(YOUR INSTRUCTIONS) Retype all of the data below character for character, leaving the pictures out of your answer.

(Image element box records)
+-------+
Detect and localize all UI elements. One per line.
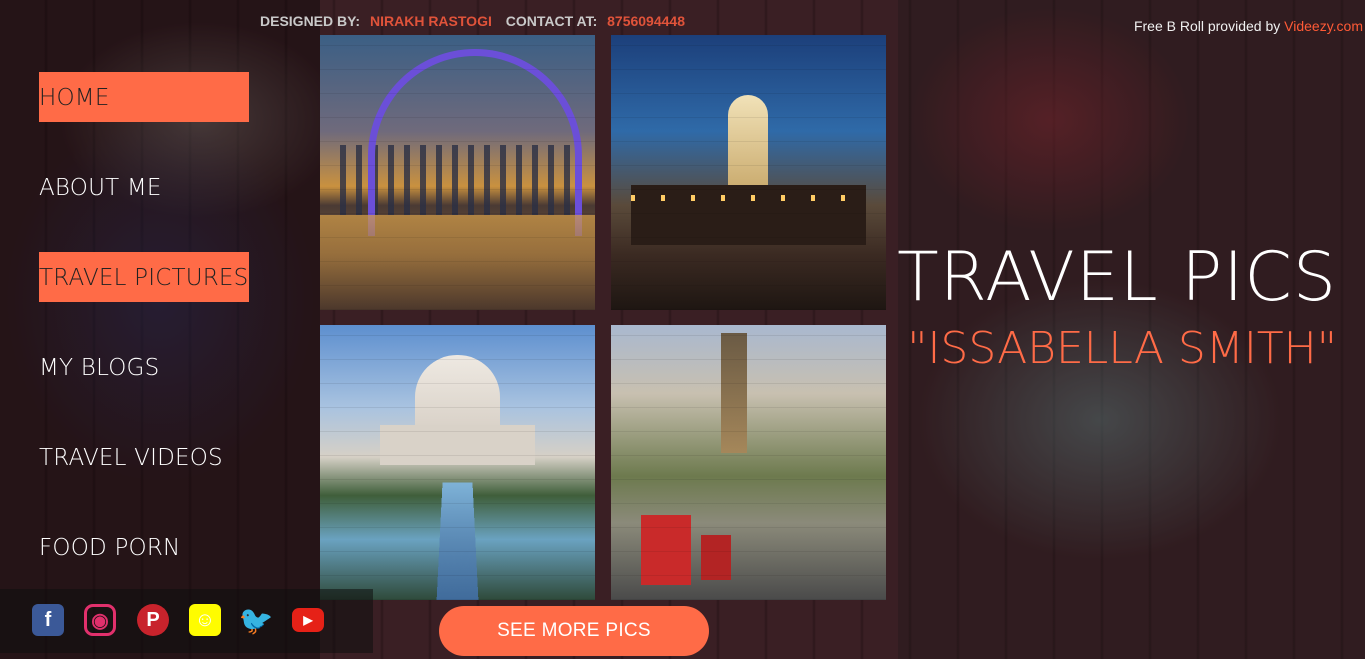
instagram-icon[interactable]: ◉	[84, 604, 116, 636]
designer-name: NIRAKH RASTOGI	[369, 13, 492, 29]
photo-grid	[320, 35, 886, 600]
nav-about-me[interactable]: ABOUT ME	[39, 162, 249, 212]
social-bar: f ◉ P ☺ 🐦 ▶	[0, 589, 373, 653]
skyline	[340, 145, 580, 215]
pinterest-icon[interactable]: P	[137, 604, 169, 636]
photo-capitol[interactable]	[611, 35, 886, 310]
building	[631, 185, 866, 245]
bridge-arch	[368, 49, 582, 236]
street-lights	[631, 195, 866, 201]
nav-home[interactable]: HOME	[39, 72, 249, 122]
nav-travel-videos[interactable]: TRAVEL VIDEOS	[39, 432, 249, 482]
youtube-icon[interactable]: ▶	[292, 608, 324, 632]
credit-text: Free B Roll provided by	[1133, 18, 1285, 34]
photo-london[interactable]	[611, 325, 886, 600]
reflection	[320, 215, 595, 310]
red-bus-2	[701, 535, 731, 580]
snapchat-icon[interactable]: ☺	[189, 604, 221, 636]
big-ben	[721, 333, 747, 453]
hero-subtitle: "ISSABELLA SMITH"	[907, 323, 1337, 374]
contact-label: CONTACT AT:	[505, 13, 598, 29]
hero-title: TRAVEL PICS	[897, 238, 1337, 317]
photo-taj-mahal[interactable]	[320, 325, 595, 600]
twitter-icon[interactable]: 🐦	[239, 604, 274, 636]
designer-bar: DESIGNED BY: NIRAKH RASTOGI CONTACT AT: …	[260, 13, 695, 29]
nav-food-porn[interactable]: FOOD PORN	[39, 522, 249, 572]
video-credit: Free B Roll provided by Videezy.com	[1134, 18, 1363, 34]
capitol-dome	[728, 95, 768, 195]
taj-base	[380, 425, 535, 465]
nav-travel-pictures[interactable]: TRAVEL PICTURES	[39, 252, 249, 302]
nav-my-blogs[interactable]: MY BLOGS	[39, 342, 249, 392]
main-nav: HOME ABOUT ME TRAVEL PICTURES MY BLOGS T…	[39, 72, 249, 612]
photo-dubai-bridge[interactable]	[320, 35, 595, 310]
see-more-pics-button[interactable]: SEE MORE PICS	[439, 606, 709, 656]
red-bus	[641, 515, 691, 585]
reflecting-pool	[436, 482, 479, 600]
contact-number: 8756094448	[607, 13, 685, 29]
designed-by-label: DESIGNED BY:	[260, 13, 361, 29]
hero: TRAVEL PICS "ISSABELLA SMITH"	[897, 238, 1337, 374]
facebook-icon[interactable]: f	[32, 604, 64, 636]
taj-dome	[415, 355, 500, 465]
videezy-link[interactable]: Videezy.com	[1284, 18, 1363, 34]
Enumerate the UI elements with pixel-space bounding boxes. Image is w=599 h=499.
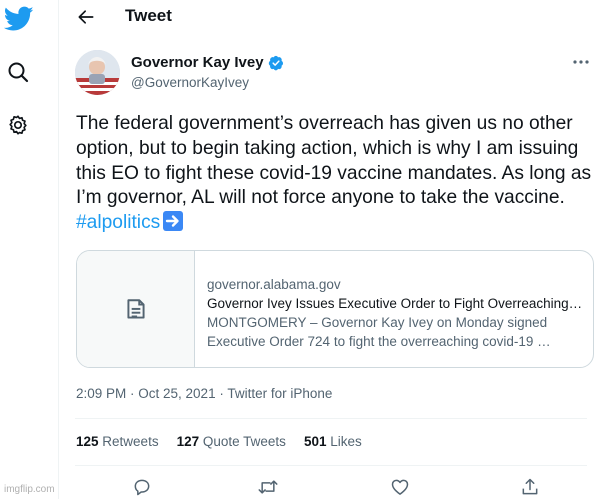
search-icon[interactable] xyxy=(4,58,32,86)
engagement-stats: 125 Retweets 127 Quote Tweets 501 Likes xyxy=(76,434,362,449)
more-options-icon[interactable] xyxy=(570,54,592,70)
divider xyxy=(75,418,587,419)
gear-icon[interactable] xyxy=(4,111,32,139)
tweet-body: The federal government’s overreach has g… xyxy=(76,113,592,209)
quotes-label: Quote Tweets xyxy=(202,434,286,449)
card-domain: governor.alabama.gov xyxy=(207,277,341,292)
author-handle[interactable]: @GovernorKayIvey xyxy=(131,75,249,90)
reply-icon[interactable] xyxy=(131,476,153,498)
retweets-label: Retweets xyxy=(102,434,159,449)
author-name-text[interactable]: Governor Kay Ivey xyxy=(131,54,264,71)
card-description-line-1: MONTGOMERY – Governor Kay Ivey on Monday… xyxy=(207,315,548,330)
share-icon[interactable] xyxy=(519,476,541,498)
divider xyxy=(75,465,587,466)
hashtag-link[interactable]: #alpolitics xyxy=(76,212,160,233)
retweets-stat[interactable]: 125 Retweets xyxy=(76,434,159,449)
tweet-text: The federal government’s overreach has g… xyxy=(76,112,596,236)
author-name[interactable]: Governor Kay Ivey xyxy=(131,54,284,71)
verified-badge-icon xyxy=(268,55,284,71)
retweets-count: 125 xyxy=(76,434,99,449)
quote-tweets-stat[interactable]: 127 Quote Tweets xyxy=(177,434,286,449)
top-bar: Tweet xyxy=(59,0,599,36)
likes-count: 501 xyxy=(303,434,327,449)
tweet-timestamp[interactable]: 2:09 PM · Oct 25, 2021 · Twitter for iPh… xyxy=(76,386,332,401)
left-nav xyxy=(0,0,56,499)
page-title: Tweet xyxy=(125,6,172,25)
tweet-actions xyxy=(59,474,599,499)
document-icon xyxy=(77,251,195,367)
quotes-count: 127 xyxy=(176,434,200,449)
card-description-line-2: Executive Order 724 to fight the overrea… xyxy=(207,334,551,349)
likes-label: Likes xyxy=(330,434,362,449)
imgflip-watermark: imgflip.com xyxy=(4,484,55,495)
twitter-bird-icon[interactable] xyxy=(2,4,36,34)
back-arrow-icon[interactable] xyxy=(73,4,99,30)
tweet-detail-column: Tweet Governor Kay Ivey @GovernorKayIvey… xyxy=(58,0,599,499)
card-title: Governor Ivey Issues Executive Order to … xyxy=(207,296,583,311)
retweet-icon[interactable] xyxy=(257,476,279,498)
link-preview-card[interactable]: governor.alabama.gov Governor Ivey Issue… xyxy=(76,250,594,368)
right-arrow-emoji-icon xyxy=(163,211,184,232)
card-body: governor.alabama.gov Governor Ivey Issue… xyxy=(207,275,583,351)
likes-stat[interactable]: 501 Likes xyxy=(304,434,362,449)
tweet-author: Governor Kay Ivey @GovernorKayIvey xyxy=(59,44,599,100)
heart-icon[interactable] xyxy=(389,476,411,498)
avatar[interactable] xyxy=(75,50,120,95)
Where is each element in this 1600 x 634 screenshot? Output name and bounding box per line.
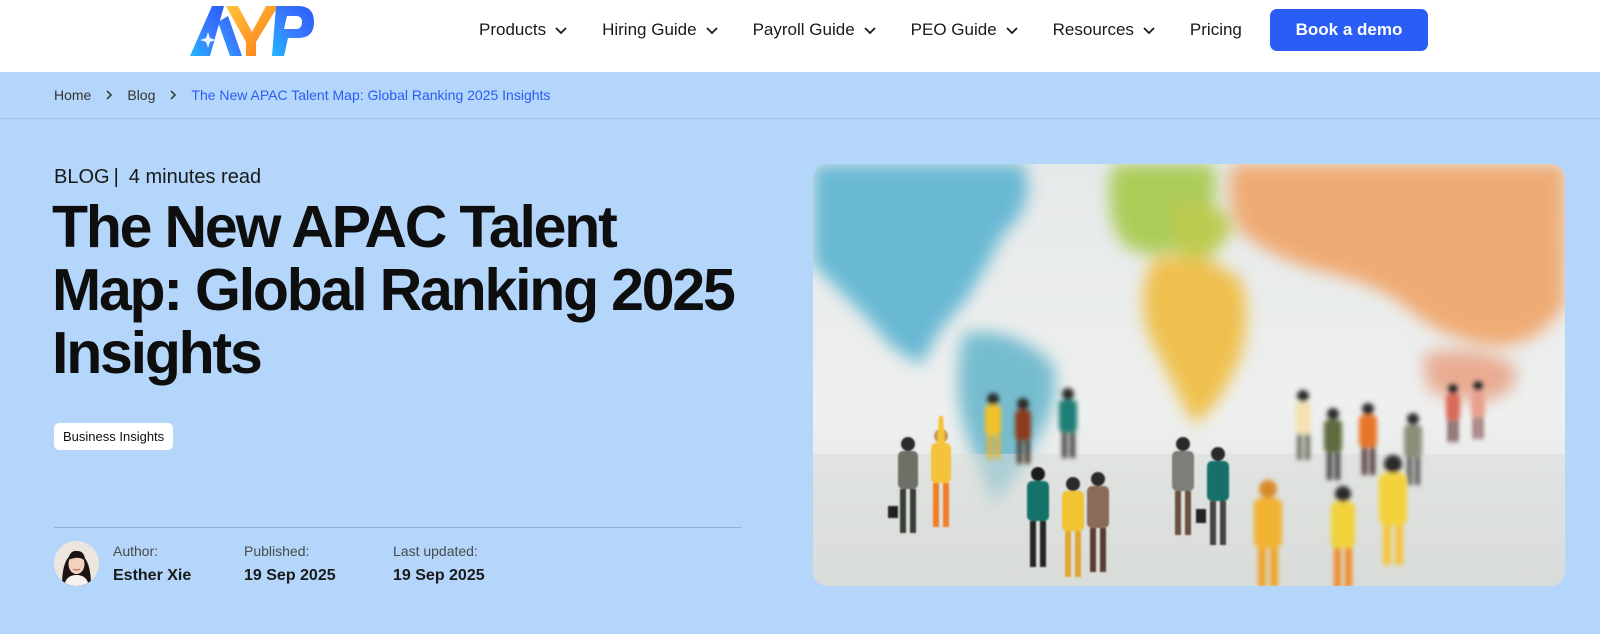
+-------+
(OUTPUT BELOW)
Detect and localize all UI elements. One per line.
instagram-icon[interactable]: ◉	[84, 604, 116, 636]
designer-name: NIRAKH RASTOGI	[369, 13, 492, 29]
photo-grid	[320, 35, 886, 600]
nav-about-me[interactable]: ABOUT ME	[39, 162, 249, 212]
social-bar: f ◉ P ☺ 🐦 ▶	[0, 589, 373, 653]
skyline	[340, 145, 580, 215]
pinterest-icon[interactable]: P	[137, 604, 169, 636]
photo-capitol[interactable]	[611, 35, 886, 310]
building	[631, 185, 866, 245]
bridge-arch	[368, 49, 582, 236]
street-lights	[631, 195, 866, 201]
nav-home[interactable]: HOME	[39, 72, 249, 122]
nav-travel-videos[interactable]: TRAVEL VIDEOS	[39, 432, 249, 482]
youtube-icon[interactable]: ▶	[292, 608, 324, 632]
credit-text: Free B Roll provided by	[1133, 18, 1285, 34]
photo-london[interactable]	[611, 325, 886, 600]
reflection	[320, 215, 595, 310]
red-bus-2	[701, 535, 731, 580]
snapchat-icon[interactable]: ☺	[189, 604, 221, 636]
big-ben	[721, 333, 747, 453]
hero-subtitle: "ISSABELLA SMITH"	[907, 323, 1337, 374]
contact-label: CONTACT AT:	[505, 13, 598, 29]
hero-title: TRAVEL PICS	[897, 238, 1337, 317]
photo-taj-mahal[interactable]	[320, 325, 595, 600]
twitter-icon[interactable]: 🐦	[239, 604, 274, 636]
designer-bar: DESIGNED BY: NIRAKH RASTOGI CONTACT AT: …	[260, 13, 695, 29]
nav-food-porn[interactable]: FOOD PORN	[39, 522, 249, 572]
video-credit: Free B Roll provided by Videezy.com	[1134, 18, 1363, 34]
capitol-dome	[728, 95, 768, 195]
taj-base	[380, 425, 535, 465]
nav-travel-pictures[interactable]: TRAVEL PICTURES	[39, 252, 249, 302]
nav-my-blogs[interactable]: MY BLOGS	[39, 342, 249, 392]
main-nav: HOME ABOUT ME TRAVEL PICTURES MY BLOGS T…	[39, 72, 249, 612]
photo-dubai-bridge[interactable]	[320, 35, 595, 310]
see-more-pics-button[interactable]: SEE MORE PICS	[439, 606, 709, 656]
red-bus	[641, 515, 691, 585]
reflecting-pool	[436, 482, 479, 600]
contact-number: 8756094448	[607, 13, 685, 29]
designed-by-label: DESIGNED BY:	[260, 13, 361, 29]
hero: TRAVEL PICS "ISSABELLA SMITH"	[897, 238, 1337, 374]
facebook-icon[interactable]: f	[32, 604, 64, 636]
taj-dome	[415, 355, 500, 465]
videezy-link[interactable]: Videezy.com	[1284, 18, 1363, 34]
Enumerate the UI elements with pixel-space bounding boxes. Image is w=599 h=499.
search-icon[interactable] xyxy=(4,58,32,86)
engagement-stats: 125 Retweets 127 Quote Tweets 501 Likes xyxy=(76,434,362,449)
more-options-icon[interactable] xyxy=(570,54,592,70)
divider xyxy=(75,418,587,419)
gear-icon[interactable] xyxy=(4,111,32,139)
tweet-body: The federal government’s overreach has g… xyxy=(76,113,592,209)
quotes-label: Quote Tweets xyxy=(202,434,286,449)
card-domain: governor.alabama.gov xyxy=(207,277,341,292)
author-handle[interactable]: @GovernorKayIvey xyxy=(131,75,249,90)
reply-icon[interactable] xyxy=(131,476,153,498)
retweets-label: Retweets xyxy=(102,434,159,449)
author-name-text[interactable]: Governor Kay Ivey xyxy=(131,54,264,71)
card-description-line-1: MONTGOMERY – Governor Kay Ivey on Monday… xyxy=(207,315,548,330)
share-icon[interactable] xyxy=(519,476,541,498)
divider xyxy=(75,465,587,466)
hashtag-link[interactable]: #alpolitics xyxy=(76,212,160,233)
retweets-stat[interactable]: 125 Retweets xyxy=(76,434,159,449)
tweet-text: The federal government’s overreach has g… xyxy=(76,112,596,236)
author-name[interactable]: Governor Kay Ivey xyxy=(131,54,284,71)
verified-badge-icon xyxy=(268,55,284,71)
retweets-count: 125 xyxy=(76,434,99,449)
quote-tweets-stat[interactable]: 127 Quote Tweets xyxy=(177,434,286,449)
top-bar: Tweet xyxy=(59,0,599,36)
likes-count: 501 xyxy=(303,434,327,449)
tweet-timestamp[interactable]: 2:09 PM · Oct 25, 2021 · Twitter for iPh… xyxy=(76,386,332,401)
left-nav xyxy=(0,0,56,499)
page-title: Tweet xyxy=(125,6,172,25)
tweet-actions xyxy=(59,474,599,499)
document-icon xyxy=(77,251,195,367)
quotes-count: 127 xyxy=(176,434,200,449)
card-description-line-2: Executive Order 724 to fight the overrea… xyxy=(207,334,551,349)
likes-label: Likes xyxy=(330,434,362,449)
imgflip-watermark: imgflip.com xyxy=(4,484,55,495)
twitter-bird-icon[interactable] xyxy=(2,4,36,34)
back-arrow-icon[interactable] xyxy=(73,4,99,30)
tweet-detail-column: Tweet Governor Kay Ivey @GovernorKayIvey… xyxy=(58,0,599,499)
card-title: Governor Ivey Issues Executive Order to … xyxy=(207,296,583,311)
retweet-icon[interactable] xyxy=(257,476,279,498)
link-preview-card[interactable]: governor.alabama.gov Governor Ivey Issue… xyxy=(76,250,594,368)
right-arrow-emoji-icon xyxy=(163,211,184,232)
card-body: governor.alabama.gov Governor Ivey Issue… xyxy=(207,275,583,351)
likes-stat[interactable]: 501 Likes xyxy=(304,434,362,449)
tweet-author: Governor Kay Ivey @GovernorKayIvey xyxy=(59,44,599,100)
heart-icon[interactable] xyxy=(389,476,411,498)
avatar[interactable] xyxy=(75,50,120,95)
Where is each element in this 1600 x 634 screenshot? Output name and bounding box per line.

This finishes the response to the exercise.